**Exercise description:**
Please output the lines shown below exactly as they appear.

**Stored records:**
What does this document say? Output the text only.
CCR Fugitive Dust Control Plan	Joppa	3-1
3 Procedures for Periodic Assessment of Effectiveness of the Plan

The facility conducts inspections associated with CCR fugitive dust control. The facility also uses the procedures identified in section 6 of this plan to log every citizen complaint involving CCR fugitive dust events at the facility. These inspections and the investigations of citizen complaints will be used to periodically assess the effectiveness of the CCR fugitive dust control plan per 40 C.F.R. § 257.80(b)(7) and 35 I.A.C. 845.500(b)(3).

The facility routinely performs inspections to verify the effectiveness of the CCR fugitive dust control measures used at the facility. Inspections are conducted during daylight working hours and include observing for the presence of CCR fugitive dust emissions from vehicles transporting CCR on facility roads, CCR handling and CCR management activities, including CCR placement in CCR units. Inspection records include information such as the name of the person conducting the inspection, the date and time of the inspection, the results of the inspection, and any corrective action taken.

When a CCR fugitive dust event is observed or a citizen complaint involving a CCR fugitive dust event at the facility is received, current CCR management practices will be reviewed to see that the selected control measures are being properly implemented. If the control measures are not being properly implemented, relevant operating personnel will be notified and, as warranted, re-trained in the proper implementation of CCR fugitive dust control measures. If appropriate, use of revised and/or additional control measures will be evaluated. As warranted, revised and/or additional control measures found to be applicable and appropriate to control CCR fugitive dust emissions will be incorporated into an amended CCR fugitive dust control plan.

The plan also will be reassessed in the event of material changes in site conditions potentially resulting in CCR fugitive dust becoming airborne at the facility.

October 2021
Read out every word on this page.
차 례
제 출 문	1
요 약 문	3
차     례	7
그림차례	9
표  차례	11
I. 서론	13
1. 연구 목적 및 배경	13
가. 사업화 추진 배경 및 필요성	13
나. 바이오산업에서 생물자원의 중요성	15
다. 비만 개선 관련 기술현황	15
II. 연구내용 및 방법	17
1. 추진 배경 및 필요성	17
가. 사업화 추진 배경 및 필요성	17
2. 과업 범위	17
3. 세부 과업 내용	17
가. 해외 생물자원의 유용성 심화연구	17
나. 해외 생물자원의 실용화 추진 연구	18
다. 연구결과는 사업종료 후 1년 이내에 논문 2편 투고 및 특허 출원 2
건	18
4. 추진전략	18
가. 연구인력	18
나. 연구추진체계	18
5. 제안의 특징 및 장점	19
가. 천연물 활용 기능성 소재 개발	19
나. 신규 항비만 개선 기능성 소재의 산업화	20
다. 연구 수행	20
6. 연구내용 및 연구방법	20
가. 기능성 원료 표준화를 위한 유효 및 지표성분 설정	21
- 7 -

**Right answer:**
What does this document say? Output the text only.
CCR Fugitive Dust Control Plan	Joppa	3-1
3 Procedures for Periodic Assessment of Effectiveness of the Plan

The facility conducts inspections associated with CCR fugitive dust control. The facility also uses the procedures identified in section 6 of this plan to log every citizen complaint involving CCR fugitive dust events at the facility. These inspections and the investigations of citizen complaints will be used to periodically assess the effectiveness of the CCR fugitive dust control plan per 40 C.F.R. § 257.80(b)(7) and 35 I.A.C. 845.500(b)(3).

The facility routinely performs inspections to verify the effectiveness of the CCR fugitive dust control measures used at the facility. Inspections are conducted during daylight working hours and include observing for the presence of CCR fugitive dust emissions from vehicles transporting CCR on facility roads, CCR handling and CCR management activities, including CCR placement in CCR units. Inspection records include information such as the name of the person conducting the inspection, the date and time of the inspection, the results of the inspection, and any corrective action taken.

When a CCR fugitive dust event is observed or a citizen complaint involving a CCR fugitive dust event at the facility is received, current CCR management practices will be reviewed to see that the selected control measures are being properly implemented. If the control measures are not being properly implemented, relevant operating personnel will be notified and, as warranted, re-trained in the proper implementation of CCR fugitive dust control measures. If appropriate, use of revised and/or additional control measures will be evaluated. As warranted, revised and/or additional control measures found to be applicable and appropriate to control CCR fugitive dust emissions will be incorporated into an amended CCR fugitive dust control plan.

The plan also will be reassessed in the event of material changes in site conditions potentially resulting in CCR fugitive dust becoming airborne at the facility.

October 2021
Read out every word on this page.
차 례
제 출 문	1
요 약 문	3
차     례	7
그림차례	9
표  차례	11
I. 서론	13
1. 연구 목적 및 배경	13
가. 사업화 추진 배경 및 필요성	13
나. 바이오산업에서 생물자원의 중요성	15
다. 비만 개선 관련 기술현황	15
II. 연구내용 및 방법	17
1. 추진 배경 및 필요성	17
가. 사업화 추진 배경 및 필요성	17
2. 과업 범위	17
3. 세부 과업 내용	17
가. 해외 생물자원의 유용성 심화연구	17
나. 해외 생물자원의 실용화 추진 연구	18
다. 연구결과는 사업종료 후 1년 이내에 논문 2편 투고 및 특허 출원 2
건	18
4. 추진전략	18
가. 연구인력	18
나. 연구추진체계	18
5. 제안의 특징 및 장점	19
가. 천연물 활용 기능성 소재 개발	19
나. 신규 항비만 개선 기능성 소재의 산업화	20
다. 연구 수행	20
6. 연구내용 및 연구방법	20
가. 기능성 원료 표준화를 위한 유효 및 지표성분 설정	21
- 7 -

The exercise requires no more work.